:: Problem to solve ::
Where a line of the material contains the string "Name", copy that line.
----
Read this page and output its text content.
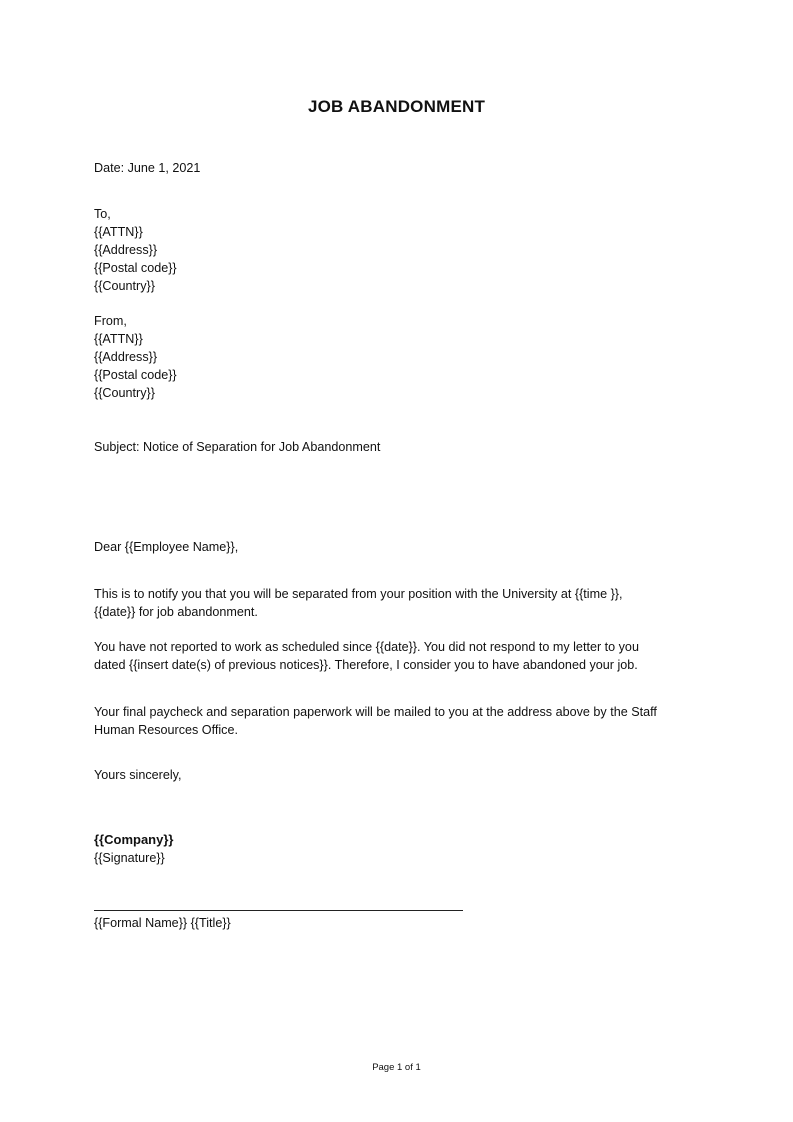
JOB ABANDONMENT
Date: June 1, 2021
To,
{{ATTN}}
{{Address}}
{{Postal code}}
{{Country}}
From,
{{ATTN}}
{{Address}}
{{Postal code}}
{{Country}}
Subject: Notice of Separation for Job Abandonment
Dear {{Employee Name}},
This is to notify you that you will be separated from your position with the University at {{time }},
{{date}} for job abandonment.
You have not reported to work as scheduled since {{date}}. You did not respond to my letter to you
dated {{insert date(s) of previous notices}}. Therefore, I consider you to have abandoned your job.
Your final paycheck and separation paperwork will be mailed to you at the address above by the Staff
Human Resources Office.
Yours sincerely,
{{Company}}
{{Signature}}
{{Formal Name}} {{Title}}
Page 1 of 1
----
:: Exercise solution ::
Dear {{Employee Name}},
{{Formal Name}} {{Title}}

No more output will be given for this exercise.